> **TASK OBJECTIVE**
State the number of lines, and only that number, in which the word "ylabel" appears.
-- Start --
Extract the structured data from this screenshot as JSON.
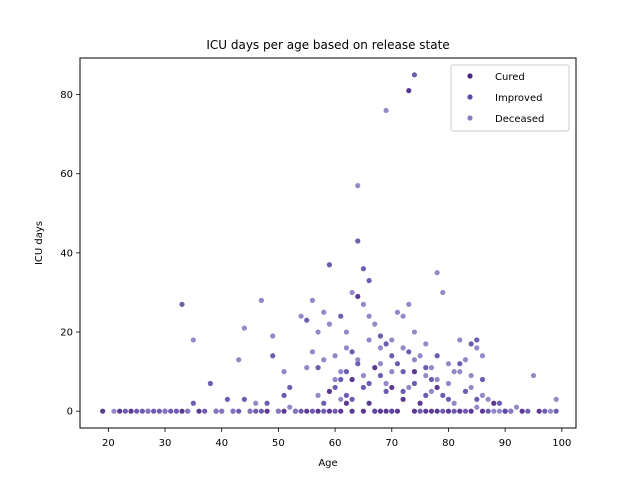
{
  "chart_data": {
    "type": "scatter",
    "title": "ICU days per age based on release state",
    "xlabel": "Age",
    "ylabel": "ICU days",
    "xlim": [
      15.0,
      102.5
    ],
    "ylim": [
      -4.25,
      89.25
    ],
    "xticks": [
      20,
      30,
      40,
      50,
      60,
      70,
      80,
      90,
      100
    ],
    "yticks": [
      0,
      20,
      40,
      60,
      80
    ],
    "grid": false,
    "legend_position": "top-right",
    "series": [
      {
        "name": "Cured",
        "color": "#4a2585",
        "points": [
          [
            19,
            0
          ],
          [
            22,
            0
          ],
          [
            24,
            0
          ],
          [
            27,
            0
          ],
          [
            30,
            0
          ],
          [
            33,
            0
          ],
          [
            36,
            0
          ],
          [
            39,
            0
          ],
          [
            42,
            0
          ],
          [
            45,
            0
          ],
          [
            48,
            0
          ],
          [
            51,
            0
          ],
          [
            53,
            0
          ],
          [
            55,
            0
          ],
          [
            57,
            0
          ],
          [
            59,
            0
          ],
          [
            61,
            0
          ],
          [
            62,
            2
          ],
          [
            63,
            0
          ],
          [
            64,
            29
          ],
          [
            65,
            0
          ],
          [
            66,
            2
          ],
          [
            67,
            0
          ],
          [
            68,
            0
          ],
          [
            69,
            0
          ],
          [
            70,
            0
          ],
          [
            71,
            0
          ],
          [
            72,
            3
          ],
          [
            73,
            81
          ],
          [
            74,
            0
          ],
          [
            75,
            2
          ],
          [
            76,
            0
          ],
          [
            77,
            0
          ],
          [
            78,
            0
          ],
          [
            80,
            0
          ],
          [
            82,
            0
          ],
          [
            84,
            0
          ],
          [
            86,
            0
          ],
          [
            88,
            2
          ],
          [
            90,
            0
          ],
          [
            93,
            0
          ],
          [
            96,
            0
          ],
          [
            59,
            5
          ],
          [
            63,
            8
          ],
          [
            67,
            11
          ],
          [
            70,
            6
          ],
          [
            74,
            10
          ],
          [
            78,
            6
          ]
        ]
      },
      {
        "name": "Improved",
        "color": "#5e4aa8",
        "points": [
          [
            23,
            0
          ],
          [
            25,
            0
          ],
          [
            26,
            0
          ],
          [
            28,
            0
          ],
          [
            29,
            0
          ],
          [
            31,
            0
          ],
          [
            32,
            0
          ],
          [
            33,
            27
          ],
          [
            34,
            0
          ],
          [
            35,
            2
          ],
          [
            37,
            0
          ],
          [
            38,
            7
          ],
          [
            40,
            0
          ],
          [
            41,
            3
          ],
          [
            43,
            0
          ],
          [
            44,
            3
          ],
          [
            46,
            0
          ],
          [
            47,
            0
          ],
          [
            48,
            2
          ],
          [
            49,
            14
          ],
          [
            50,
            0
          ],
          [
            51,
            4
          ],
          [
            52,
            6
          ],
          [
            54,
            0
          ],
          [
            55,
            23
          ],
          [
            56,
            0
          ],
          [
            57,
            11
          ],
          [
            58,
            0
          ],
          [
            59,
            37
          ],
          [
            60,
            0
          ],
          [
            61,
            24
          ],
          [
            62,
            10
          ],
          [
            63,
            15
          ],
          [
            64,
            43
          ],
          [
            65,
            36
          ],
          [
            66,
            33
          ],
          [
            67,
            0
          ],
          [
            68,
            19
          ],
          [
            69,
            5
          ],
          [
            70,
            0
          ],
          [
            71,
            12
          ],
          [
            72,
            10
          ],
          [
            73,
            15
          ],
          [
            74,
            85
          ],
          [
            75,
            0
          ],
          [
            76,
            4
          ],
          [
            77,
            8
          ],
          [
            78,
            14
          ],
          [
            79,
            0
          ],
          [
            80,
            3
          ],
          [
            81,
            0
          ],
          [
            82,
            12
          ],
          [
            83,
            0
          ],
          [
            84,
            17
          ],
          [
            85,
            3
          ],
          [
            86,
            8
          ],
          [
            87,
            0
          ],
          [
            89,
            2
          ],
          [
            90,
            0
          ],
          [
            91,
            0
          ],
          [
            94,
            0
          ],
          [
            97,
            0
          ],
          [
            99,
            0
          ],
          [
            58,
            2
          ],
          [
            60,
            6
          ],
          [
            62,
            4
          ],
          [
            64,
            12
          ],
          [
            66,
            7
          ],
          [
            68,
            9
          ],
          [
            70,
            14
          ],
          [
            72,
            5
          ],
          [
            74,
            7
          ],
          [
            76,
            11
          ],
          [
            79,
            4
          ],
          [
            83,
            5
          ],
          [
            85,
            18
          ],
          [
            61,
            8
          ],
          [
            63,
            3
          ],
          [
            65,
            6
          ],
          [
            69,
            17
          ]
        ]
      },
      {
        "name": "Deceased",
        "color": "#8a7bc2",
        "points": [
          [
            21,
            0
          ],
          [
            27,
            0
          ],
          [
            30,
            0
          ],
          [
            34,
            0
          ],
          [
            35,
            18
          ],
          [
            39,
            0
          ],
          [
            42,
            0
          ],
          [
            43,
            13
          ],
          [
            44,
            21
          ],
          [
            45,
            0
          ],
          [
            47,
            28
          ],
          [
            49,
            19
          ],
          [
            50,
            0
          ],
          [
            51,
            10
          ],
          [
            53,
            0
          ],
          [
            54,
            24
          ],
          [
            55,
            11
          ],
          [
            56,
            28
          ],
          [
            57,
            20
          ],
          [
            58,
            25
          ],
          [
            59,
            22
          ],
          [
            60,
            14
          ],
          [
            61,
            10
          ],
          [
            62,
            16
          ],
          [
            63,
            30
          ],
          [
            64,
            57
          ],
          [
            65,
            27
          ],
          [
            66,
            24
          ],
          [
            67,
            22
          ],
          [
            68,
            16
          ],
          [
            69,
            76
          ],
          [
            70,
            18
          ],
          [
            71,
            25
          ],
          [
            72,
            24
          ],
          [
            73,
            27
          ],
          [
            74,
            20
          ],
          [
            75,
            14
          ],
          [
            76,
            17
          ],
          [
            77,
            11
          ],
          [
            78,
            35
          ],
          [
            79,
            30
          ],
          [
            80,
            7
          ],
          [
            81,
            10
          ],
          [
            82,
            18
          ],
          [
            83,
            13
          ],
          [
            84,
            9
          ],
          [
            85,
            16
          ],
          [
            86,
            14
          ],
          [
            87,
            3
          ],
          [
            88,
            0
          ],
          [
            89,
            0
          ],
          [
            91,
            0
          ],
          [
            92,
            1
          ],
          [
            95,
            9
          ],
          [
            98,
            0
          ],
          [
            99,
            3
          ],
          [
            56,
            15
          ],
          [
            58,
            13
          ],
          [
            60,
            8
          ],
          [
            62,
            20
          ],
          [
            64,
            13
          ],
          [
            66,
            18
          ],
          [
            68,
            12
          ],
          [
            70,
            10
          ],
          [
            72,
            16
          ],
          [
            74,
            13
          ],
          [
            76,
            9
          ],
          [
            78,
            8
          ],
          [
            80,
            12
          ],
          [
            82,
            10
          ],
          [
            84,
            6
          ],
          [
            86,
            4
          ],
          [
            57,
            4
          ],
          [
            61,
            3
          ],
          [
            65,
            9
          ],
          [
            69,
            7
          ],
          [
            73,
            6
          ],
          [
            77,
            5
          ],
          [
            81,
            2
          ],
          [
            85,
            1
          ],
          [
            40,
            0
          ],
          [
            46,
            2
          ],
          [
            52,
            1
          ]
        ]
      }
    ]
  }
}
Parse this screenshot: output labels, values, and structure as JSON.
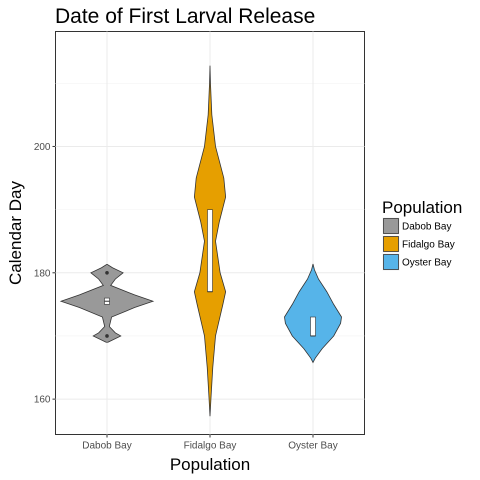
{
  "chart_data": {
    "type": "violin",
    "title": "Date of First Larval Release",
    "xlabel": "Population",
    "ylabel": "Calendar Day",
    "categories": [
      "Dabob Bay",
      "Fidalgo Bay",
      "Oyster Bay"
    ],
    "ylim": [
      154.4,
      218.2
    ],
    "yticks": [
      160,
      180,
      200
    ],
    "grid": true,
    "legend": {
      "title": "Population",
      "position": "right",
      "entries": [
        "Dabob Bay",
        "Fidalgo Bay",
        "Oyster Bay"
      ]
    },
    "series": [
      {
        "name": "Dabob Bay",
        "color": "#999999",
        "violin": [
          [
            169,
            0.02
          ],
          [
            170,
            0.3
          ],
          [
            170.5,
            0.18
          ],
          [
            171.5,
            0.05
          ],
          [
            173,
            0.1
          ],
          [
            174.5,
            0.6
          ],
          [
            175.5,
            1.0
          ],
          [
            176.5,
            0.6
          ],
          [
            178,
            0.08
          ],
          [
            179,
            0.18
          ],
          [
            180,
            0.35
          ],
          [
            180.8,
            0.12
          ],
          [
            181.3,
            0.01
          ]
        ],
        "box": {
          "q1": 175,
          "median": 175.5,
          "q3": 176
        },
        "outliers": [
          170,
          180
        ]
      },
      {
        "name": "Fidalgo Bay",
        "color": "#E69F00",
        "violin": [
          [
            157.3,
            0.0
          ],
          [
            160,
            0.02
          ],
          [
            165,
            0.06
          ],
          [
            170,
            0.12
          ],
          [
            175,
            0.28
          ],
          [
            177,
            0.34
          ],
          [
            180,
            0.22
          ],
          [
            185,
            0.12
          ],
          [
            188,
            0.2
          ],
          [
            192,
            0.34
          ],
          [
            195,
            0.3
          ],
          [
            200,
            0.12
          ],
          [
            205,
            0.04
          ],
          [
            210,
            0.01
          ],
          [
            212.8,
            0.0
          ]
        ],
        "box": {
          "q1": 177,
          "median": 177,
          "q3": 190
        },
        "outliers": []
      },
      {
        "name": "Oyster Bay",
        "color": "#56B4E9",
        "violin": [
          [
            165.8,
            0.0
          ],
          [
            166.5,
            0.05
          ],
          [
            168,
            0.2
          ],
          [
            170,
            0.45
          ],
          [
            172,
            0.6
          ],
          [
            173,
            0.62
          ],
          [
            175,
            0.45
          ],
          [
            177,
            0.3
          ],
          [
            179,
            0.12
          ],
          [
            180.5,
            0.03
          ],
          [
            181.4,
            0.0
          ]
        ],
        "box": {
          "q1": 170,
          "median": 170,
          "q3": 173
        },
        "outliers": []
      }
    ]
  }
}
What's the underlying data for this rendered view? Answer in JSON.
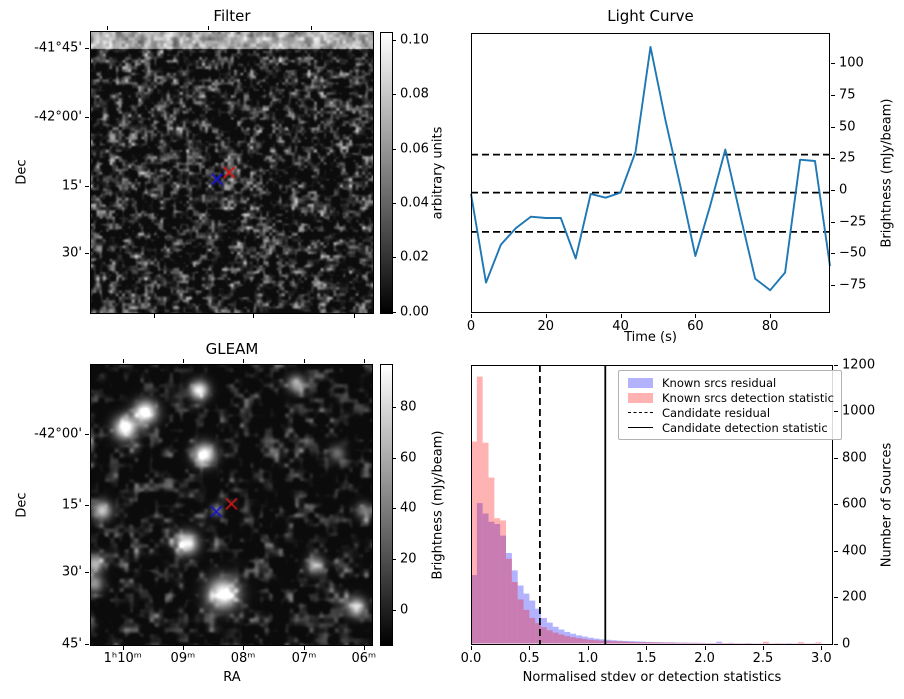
{
  "figure": {
    "background": "#ffffff"
  },
  "chart_data": [
    {
      "id": "filter",
      "type": "heatmap",
      "title": "Filter",
      "xlabel": "",
      "ylabel": "Dec",
      "colormap": "gray",
      "yticks": {
        "labels": [
          "-41°45'",
          "-42°00'",
          "15'",
          "30'"
        ],
        "pos": [
          0.057,
          0.302,
          0.548,
          0.786
        ]
      },
      "xtick_pos_top": [
        0.057,
        0.416,
        0.779
      ],
      "xtick_pos_bottom": [
        0.225,
        0.575,
        0.932
      ],
      "colorbar": {
        "label": "arbitrary units",
        "range": [
          0.0,
          0.1
        ],
        "ticks": [
          "0.10",
          "0.08",
          "0.06",
          "0.04",
          "0.02",
          "0.00"
        ],
        "tick_pos": [
          0.025,
          0.219,
          0.413,
          0.607,
          0.801,
          0.995
        ]
      },
      "bright_band_top_fraction": 0.06,
      "faint_sources": [
        {
          "fx": 0.497,
          "fy": 0.487,
          "amp": 75,
          "sigma": 4
        }
      ],
      "markers": [
        {
          "shape": "x",
          "name": "known-source",
          "color": "#1414cc",
          "fx": 0.447,
          "fy": 0.524
        },
        {
          "shape": "x",
          "name": "candidate",
          "color": "#d01818",
          "fx": 0.49,
          "fy": 0.5
        }
      ]
    },
    {
      "id": "lightcurve",
      "type": "line",
      "title": "Light Curve",
      "xlabel": "Time (s)",
      "ylabel": "Brightness (mJy/beam)",
      "line_color": "#1f77b4",
      "xlim": [
        0,
        96
      ],
      "ylim": [
        -97,
        124
      ],
      "xticks": [
        0,
        20,
        40,
        60,
        80
      ],
      "yticks": [
        100,
        75,
        50,
        25,
        0,
        -25,
        -50,
        -75
      ],
      "ytick_labels": [
        "100",
        "75",
        "50",
        "25",
        "0",
        "−25",
        "−50",
        "−75"
      ],
      "x": [
        0,
        4,
        8,
        12,
        16,
        20,
        24,
        28,
        32,
        36,
        40,
        44,
        48,
        52,
        56,
        60,
        64,
        68,
        72,
        76,
        80,
        84,
        88,
        92,
        96
      ],
      "y": [
        -3,
        -73,
        -43,
        -30,
        -21,
        -22,
        -22,
        -54,
        -3,
        -6,
        -2,
        30,
        113,
        55,
        3,
        -52,
        -12,
        32,
        -20,
        -70,
        -79,
        -65,
        24,
        23,
        -60
      ],
      "hlines": {
        "values": [
          28,
          -2,
          -33
        ],
        "style": "dashed",
        "color": "#000000"
      },
      "grid": false
    },
    {
      "id": "gleam",
      "type": "heatmap",
      "title": "GLEAM",
      "xlabel": "RA",
      "ylabel": "Dec",
      "colormap": "gray",
      "xticks": {
        "labels": [
          "1ʰ10ᵐ",
          "09ᵐ",
          "08ᵐ",
          "07ᵐ",
          "06ᵐ"
        ],
        "pos": [
          0.113,
          0.327,
          0.541,
          0.758,
          0.971
        ]
      },
      "yticks": {
        "labels": [
          "-42°00'",
          "15'",
          "30'",
          "45'"
        ],
        "pos": [
          0.246,
          0.5,
          0.738,
          0.996
        ]
      },
      "colorbar": {
        "label": "Brightness (mJy/beam)",
        "range": [
          -14,
          96
        ],
        "ticks": [
          "80",
          "60",
          "40",
          "20",
          "0"
        ],
        "tick_pos": [
          0.149,
          0.3305,
          0.512,
          0.6935,
          0.875
        ]
      },
      "sources": [
        {
          "fx": 0.384,
          "fy": 0.089,
          "amp": 235,
          "sigma": 6.5
        },
        {
          "fx": 0.192,
          "fy": 0.167,
          "amp": 255,
          "sigma": 8
        },
        {
          "fx": 0.121,
          "fy": 0.223,
          "amp": 255,
          "sigma": 8
        },
        {
          "fx": 0.728,
          "fy": 0.065,
          "amp": 150,
          "sigma": 6
        },
        {
          "fx": 0.402,
          "fy": 0.318,
          "amp": 255,
          "sigma": 7.5
        },
        {
          "fx": 0.875,
          "fy": 0.314,
          "amp": 100,
          "sigma": 5.5
        },
        {
          "fx": 0.038,
          "fy": 0.518,
          "amp": 190,
          "sigma": 6.5
        },
        {
          "fx": 0.968,
          "fy": 0.518,
          "amp": 110,
          "sigma": 5.5
        },
        {
          "fx": 0.34,
          "fy": 0.635,
          "amp": 235,
          "sigma": 7.5
        },
        {
          "fx": 0.011,
          "fy": 0.708,
          "amp": 170,
          "sigma": 6.5
        },
        {
          "fx": 0.011,
          "fy": 0.78,
          "amp": 140,
          "sigma": 6
        },
        {
          "fx": 0.797,
          "fy": 0.714,
          "amp": 160,
          "sigma": 6
        },
        {
          "fx": 0.469,
          "fy": 0.815,
          "amp": 255,
          "sigma": 10.5
        },
        {
          "fx": 0.943,
          "fy": 0.863,
          "amp": 200,
          "sigma": 6.5
        },
        {
          "fx": 0.445,
          "fy": 0.52,
          "amp": 85,
          "sigma": 4.5
        }
      ],
      "markers": [
        {
          "shape": "x",
          "name": "known-source",
          "color": "#1414cc",
          "fx": 0.446,
          "fy": 0.524
        },
        {
          "shape": "x",
          "name": "candidate",
          "color": "#d01818",
          "fx": 0.5,
          "fy": 0.496
        }
      ]
    },
    {
      "id": "histogram",
      "type": "bar",
      "title": "",
      "xlabel": "Normalised stdev or detection statistics",
      "ylabel": "Number of Sources",
      "xlim": [
        0,
        3.1
      ],
      "ylim": [
        0,
        1200
      ],
      "bin_width": 0.05,
      "bin_start": 0,
      "xtick_values": [
        0.0,
        0.5,
        1.0,
        1.5,
        2.0,
        2.5,
        3.0
      ],
      "xticks": [
        "0.0",
        "0.5",
        "1.0",
        "1.5",
        "2.0",
        "2.5",
        "3.0"
      ],
      "yticks": [
        0,
        200,
        400,
        600,
        800,
        1000,
        1200
      ],
      "series": [
        {
          "name": "Known srcs residual",
          "color": "rgba(0,0,255,0.3)",
          "values": [
            295,
            605,
            560,
            525,
            515,
            465,
            390,
            315,
            250,
            215,
            185,
            150,
            110,
            90,
            72,
            60,
            50,
            42,
            35,
            30,
            25,
            21,
            18,
            16,
            14,
            12,
            11,
            10,
            9,
            8,
            7,
            6,
            6,
            5,
            5,
            4,
            4,
            3,
            3,
            3,
            2,
            2,
            8,
            2,
            3,
            1,
            1,
            2,
            1,
            1,
            2,
            1,
            1,
            1,
            2,
            1,
            1,
            1,
            1,
            1
          ]
        },
        {
          "name": "Known srcs detection statistic",
          "color": "rgba(255,0,0,0.3)",
          "values": [
            870,
            1150,
            865,
            715,
            540,
            530,
            365,
            265,
            190,
            145,
            110,
            88,
            70,
            57,
            47,
            39,
            32,
            27,
            23,
            19,
            16,
            14,
            12,
            11,
            10,
            9,
            8,
            7,
            6,
            6,
            5,
            5,
            4,
            4,
            4,
            3,
            3,
            3,
            3,
            2,
            2,
            2,
            2,
            2,
            2,
            2,
            1,
            2,
            1,
            1,
            8,
            1,
            2,
            1,
            1,
            1,
            6,
            1,
            1,
            5
          ]
        }
      ],
      "vlines": [
        {
          "name": "Candidate residual",
          "x": 0.59,
          "style": "dashed",
          "color": "#000000"
        },
        {
          "name": "Candidate detection statistic",
          "x": 1.15,
          "style": "solid",
          "color": "#000000"
        }
      ],
      "legend": {
        "position": "upper right",
        "items": [
          {
            "label": "Known srcs residual",
            "swatch": "patch",
            "color": "rgba(0,0,255,0.3)"
          },
          {
            "label": "Known srcs detection statistic",
            "swatch": "patch",
            "color": "rgba(255,0,0,0.3)"
          },
          {
            "label": "Candidate residual",
            "swatch": "dashed-line",
            "color": "#000000"
          },
          {
            "label": "Candidate detection statistic",
            "swatch": "solid-line",
            "color": "#000000"
          }
        ]
      }
    }
  ]
}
-- End --
> **ANSWER TO THIS EXERCISE**
6